The records that follow must be repeated verbatim, every one of them.

Source data:
++++++++++

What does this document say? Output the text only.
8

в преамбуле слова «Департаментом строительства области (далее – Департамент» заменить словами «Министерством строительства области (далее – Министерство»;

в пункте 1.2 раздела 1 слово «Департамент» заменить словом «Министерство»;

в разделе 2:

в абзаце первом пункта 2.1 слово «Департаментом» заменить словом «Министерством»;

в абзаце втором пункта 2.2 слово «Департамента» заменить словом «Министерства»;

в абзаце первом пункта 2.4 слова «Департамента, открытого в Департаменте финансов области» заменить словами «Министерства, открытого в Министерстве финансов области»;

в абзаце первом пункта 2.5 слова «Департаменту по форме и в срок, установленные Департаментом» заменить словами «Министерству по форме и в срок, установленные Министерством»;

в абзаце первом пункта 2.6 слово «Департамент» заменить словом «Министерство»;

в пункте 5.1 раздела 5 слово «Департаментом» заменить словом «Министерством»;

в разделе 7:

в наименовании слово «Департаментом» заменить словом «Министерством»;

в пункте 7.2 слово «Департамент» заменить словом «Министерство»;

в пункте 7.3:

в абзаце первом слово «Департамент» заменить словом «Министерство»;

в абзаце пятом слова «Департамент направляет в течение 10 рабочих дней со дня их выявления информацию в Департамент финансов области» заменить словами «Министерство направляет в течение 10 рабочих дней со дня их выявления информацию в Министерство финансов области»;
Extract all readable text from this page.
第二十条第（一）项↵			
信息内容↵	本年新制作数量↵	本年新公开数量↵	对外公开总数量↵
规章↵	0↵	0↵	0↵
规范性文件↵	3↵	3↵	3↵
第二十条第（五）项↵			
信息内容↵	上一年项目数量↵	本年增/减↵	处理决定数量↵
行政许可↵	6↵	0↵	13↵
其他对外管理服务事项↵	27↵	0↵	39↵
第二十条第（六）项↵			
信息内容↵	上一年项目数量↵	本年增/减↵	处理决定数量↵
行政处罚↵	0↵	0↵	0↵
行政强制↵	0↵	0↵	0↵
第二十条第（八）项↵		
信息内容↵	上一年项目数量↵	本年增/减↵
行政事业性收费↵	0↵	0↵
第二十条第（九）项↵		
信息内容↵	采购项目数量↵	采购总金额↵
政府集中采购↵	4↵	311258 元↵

++++++++++

■ Finished exercise:
What does this document say? Output the text only.
8

в преамбуле слова «Департаментом строительства области (далее – Департамент» заменить словами «Министерством строительства области (далее – Министерство»;

в пункте 1.2 раздела 1 слово «Департамент» заменить словом «Министерство»;

в разделе 2:

в абзаце первом пункта 2.1 слово «Департаментом» заменить словом «Министерством»;

в абзаце втором пункта 2.2 слово «Департамента» заменить словом «Министерства»;

в абзаце первом пункта 2.4 слова «Департамента, открытого в Департаменте финансов области» заменить словами «Министерства, открытого в Министерстве финансов области»;

в абзаце первом пункта 2.5 слова «Департаменту по форме и в срок, установленные Департаментом» заменить словами «Министерству по форме и в срок, установленные Министерством»;

в абзаце первом пункта 2.6 слово «Департамент» заменить словом «Министерство»;

в пункте 5.1 раздела 5 слово «Департаментом» заменить словом «Министерством»;

в разделе 7:

в наименовании слово «Департаментом» заменить словом «Министерством»;

в пункте 7.2 слово «Департамент» заменить словом «Министерство»;

в пункте 7.3:

в абзаце первом слово «Департамент» заменить словом «Министерство»;

в абзаце пятом слова «Департамент направляет в течение 10 рабочих дней со дня их выявления информацию в Департамент финансов области» заменить словами «Министерство направляет в течение 10 рабочих дней со дня их выявления информацию в Министерство финансов области»;
Extract all readable text from this page.
第二十条第（一）项↵			
信息内容↵	本年新制作数量↵	本年新公开数量↵	对外公开总数量↵
规章↵	0↵	0↵	0↵
规范性文件↵	3↵	3↵	3↵
第二十条第（五）项↵			
信息内容↵	上一年项目数量↵	本年增/减↵	处理决定数量↵
行政许可↵	6↵	0↵	13↵
其他对外管理服务事项↵	27↵	0↵	39↵
第二十条第（六）项↵			
信息内容↵	上一年项目数量↵	本年增/减↵	处理决定数量↵
行政处罚↵	0↵	0↵	0↵
行政强制↵	0↵	0↵	0↵
第二十条第（八）项↵		
信息内容↵	上一年项目数量↵	本年增/减↵
行政事业性收费↵	0↵	0↵
第二十条第（九）项↵		
信息内容↵	采购项目数量↵	采购总金额↵
政府集中采购↵	4↵	311258 元↵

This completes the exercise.